◆ **Exercise prompt**:
Which lines contain the string "icon"? Please list every one of them.
────────────────────
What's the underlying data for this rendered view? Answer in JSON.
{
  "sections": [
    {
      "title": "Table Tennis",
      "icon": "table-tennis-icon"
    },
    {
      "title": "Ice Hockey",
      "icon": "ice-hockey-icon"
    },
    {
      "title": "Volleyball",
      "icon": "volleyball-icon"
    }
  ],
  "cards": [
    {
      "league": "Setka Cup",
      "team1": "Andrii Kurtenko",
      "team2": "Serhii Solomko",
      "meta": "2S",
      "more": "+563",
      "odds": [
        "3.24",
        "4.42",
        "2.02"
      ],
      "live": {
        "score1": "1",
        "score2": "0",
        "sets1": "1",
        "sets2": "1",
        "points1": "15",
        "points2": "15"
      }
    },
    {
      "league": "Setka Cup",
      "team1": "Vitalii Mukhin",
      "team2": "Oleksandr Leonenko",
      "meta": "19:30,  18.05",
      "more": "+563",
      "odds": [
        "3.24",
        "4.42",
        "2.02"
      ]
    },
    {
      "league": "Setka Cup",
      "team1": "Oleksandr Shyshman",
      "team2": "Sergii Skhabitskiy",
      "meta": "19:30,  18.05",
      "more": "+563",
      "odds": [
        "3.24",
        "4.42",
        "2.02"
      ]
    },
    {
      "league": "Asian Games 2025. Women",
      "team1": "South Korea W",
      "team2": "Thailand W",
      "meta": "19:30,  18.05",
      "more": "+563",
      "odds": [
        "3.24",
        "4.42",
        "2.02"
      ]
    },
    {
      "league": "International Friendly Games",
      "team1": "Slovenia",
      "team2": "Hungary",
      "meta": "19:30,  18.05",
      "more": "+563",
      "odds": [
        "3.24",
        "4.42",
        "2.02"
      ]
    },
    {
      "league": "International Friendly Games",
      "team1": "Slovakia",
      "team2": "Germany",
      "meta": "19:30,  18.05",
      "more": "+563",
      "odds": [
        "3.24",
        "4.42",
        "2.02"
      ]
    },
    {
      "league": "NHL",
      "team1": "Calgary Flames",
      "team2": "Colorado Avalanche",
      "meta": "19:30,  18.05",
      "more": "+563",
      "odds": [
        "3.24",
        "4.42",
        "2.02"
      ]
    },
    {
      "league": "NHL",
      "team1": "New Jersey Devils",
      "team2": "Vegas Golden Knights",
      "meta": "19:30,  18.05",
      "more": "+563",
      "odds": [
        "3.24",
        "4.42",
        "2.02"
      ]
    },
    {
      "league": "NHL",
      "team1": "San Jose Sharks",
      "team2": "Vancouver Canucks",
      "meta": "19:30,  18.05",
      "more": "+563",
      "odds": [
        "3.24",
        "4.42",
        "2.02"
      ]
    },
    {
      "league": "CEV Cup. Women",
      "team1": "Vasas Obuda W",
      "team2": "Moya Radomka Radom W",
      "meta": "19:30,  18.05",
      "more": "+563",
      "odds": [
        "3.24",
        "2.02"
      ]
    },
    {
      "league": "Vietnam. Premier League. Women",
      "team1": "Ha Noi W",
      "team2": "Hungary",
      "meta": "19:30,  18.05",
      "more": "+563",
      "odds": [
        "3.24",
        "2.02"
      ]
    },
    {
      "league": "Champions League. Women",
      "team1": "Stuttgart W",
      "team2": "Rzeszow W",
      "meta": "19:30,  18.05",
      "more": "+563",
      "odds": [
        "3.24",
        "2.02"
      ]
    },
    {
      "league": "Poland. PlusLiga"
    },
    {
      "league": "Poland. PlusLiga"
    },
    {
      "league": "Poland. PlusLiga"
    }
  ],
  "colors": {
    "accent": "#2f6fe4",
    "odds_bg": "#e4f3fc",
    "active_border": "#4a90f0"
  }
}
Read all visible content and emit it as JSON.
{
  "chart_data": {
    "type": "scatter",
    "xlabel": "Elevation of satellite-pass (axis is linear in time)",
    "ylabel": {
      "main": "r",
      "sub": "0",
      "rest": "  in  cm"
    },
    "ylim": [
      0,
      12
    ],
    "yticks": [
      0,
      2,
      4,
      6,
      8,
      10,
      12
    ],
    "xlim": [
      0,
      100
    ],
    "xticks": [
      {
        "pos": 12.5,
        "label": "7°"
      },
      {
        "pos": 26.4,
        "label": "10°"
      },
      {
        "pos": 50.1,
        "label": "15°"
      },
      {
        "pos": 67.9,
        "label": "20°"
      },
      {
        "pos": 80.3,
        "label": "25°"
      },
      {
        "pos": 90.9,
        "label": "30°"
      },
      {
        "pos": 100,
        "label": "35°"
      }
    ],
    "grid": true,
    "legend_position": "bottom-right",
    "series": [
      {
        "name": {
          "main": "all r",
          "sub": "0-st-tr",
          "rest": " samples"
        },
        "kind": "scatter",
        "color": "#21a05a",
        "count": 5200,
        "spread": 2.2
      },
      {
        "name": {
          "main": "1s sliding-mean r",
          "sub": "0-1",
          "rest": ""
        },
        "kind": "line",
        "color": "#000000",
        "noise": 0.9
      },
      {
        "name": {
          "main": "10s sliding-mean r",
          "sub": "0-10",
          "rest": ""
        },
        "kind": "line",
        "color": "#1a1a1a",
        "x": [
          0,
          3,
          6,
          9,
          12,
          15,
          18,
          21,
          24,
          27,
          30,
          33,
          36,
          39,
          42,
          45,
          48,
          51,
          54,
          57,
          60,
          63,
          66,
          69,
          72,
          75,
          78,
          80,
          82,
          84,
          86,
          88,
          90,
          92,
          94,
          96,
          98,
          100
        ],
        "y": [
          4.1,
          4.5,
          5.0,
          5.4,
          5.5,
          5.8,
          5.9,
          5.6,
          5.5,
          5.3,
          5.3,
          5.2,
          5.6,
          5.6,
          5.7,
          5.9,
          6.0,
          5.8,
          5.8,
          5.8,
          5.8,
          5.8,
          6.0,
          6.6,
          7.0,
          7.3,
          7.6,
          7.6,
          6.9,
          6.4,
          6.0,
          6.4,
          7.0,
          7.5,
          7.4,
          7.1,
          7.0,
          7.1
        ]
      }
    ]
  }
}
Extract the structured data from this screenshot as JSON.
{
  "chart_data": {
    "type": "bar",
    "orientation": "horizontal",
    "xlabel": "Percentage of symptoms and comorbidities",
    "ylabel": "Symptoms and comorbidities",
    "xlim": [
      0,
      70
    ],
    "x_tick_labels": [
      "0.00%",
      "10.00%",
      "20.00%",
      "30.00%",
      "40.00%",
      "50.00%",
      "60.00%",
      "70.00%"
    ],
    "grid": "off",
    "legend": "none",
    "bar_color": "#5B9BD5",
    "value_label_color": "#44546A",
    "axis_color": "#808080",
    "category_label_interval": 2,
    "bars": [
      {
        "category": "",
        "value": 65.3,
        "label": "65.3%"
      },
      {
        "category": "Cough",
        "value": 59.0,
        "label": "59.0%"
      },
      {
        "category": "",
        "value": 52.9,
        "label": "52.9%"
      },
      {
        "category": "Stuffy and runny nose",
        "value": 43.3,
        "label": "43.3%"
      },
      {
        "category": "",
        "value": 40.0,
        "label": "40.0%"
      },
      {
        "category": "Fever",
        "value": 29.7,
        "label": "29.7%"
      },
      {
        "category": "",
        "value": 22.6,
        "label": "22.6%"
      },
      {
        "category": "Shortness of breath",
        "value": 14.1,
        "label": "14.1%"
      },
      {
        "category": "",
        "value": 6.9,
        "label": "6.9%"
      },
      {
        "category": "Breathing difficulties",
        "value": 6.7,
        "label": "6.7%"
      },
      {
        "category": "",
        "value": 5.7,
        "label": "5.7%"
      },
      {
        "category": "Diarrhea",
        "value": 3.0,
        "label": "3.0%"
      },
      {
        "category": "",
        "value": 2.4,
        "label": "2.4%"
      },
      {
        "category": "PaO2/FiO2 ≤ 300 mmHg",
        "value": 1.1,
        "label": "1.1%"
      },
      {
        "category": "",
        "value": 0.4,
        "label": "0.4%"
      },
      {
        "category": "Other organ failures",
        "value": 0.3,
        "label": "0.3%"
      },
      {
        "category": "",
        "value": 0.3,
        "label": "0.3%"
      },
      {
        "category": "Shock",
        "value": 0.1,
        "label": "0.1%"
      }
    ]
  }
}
────────────────────
◆ **The solution**:
      "icon": "table-tennis-icon"
      "icon": "ice-hockey-icon"
      "icon": "volleyball-icon"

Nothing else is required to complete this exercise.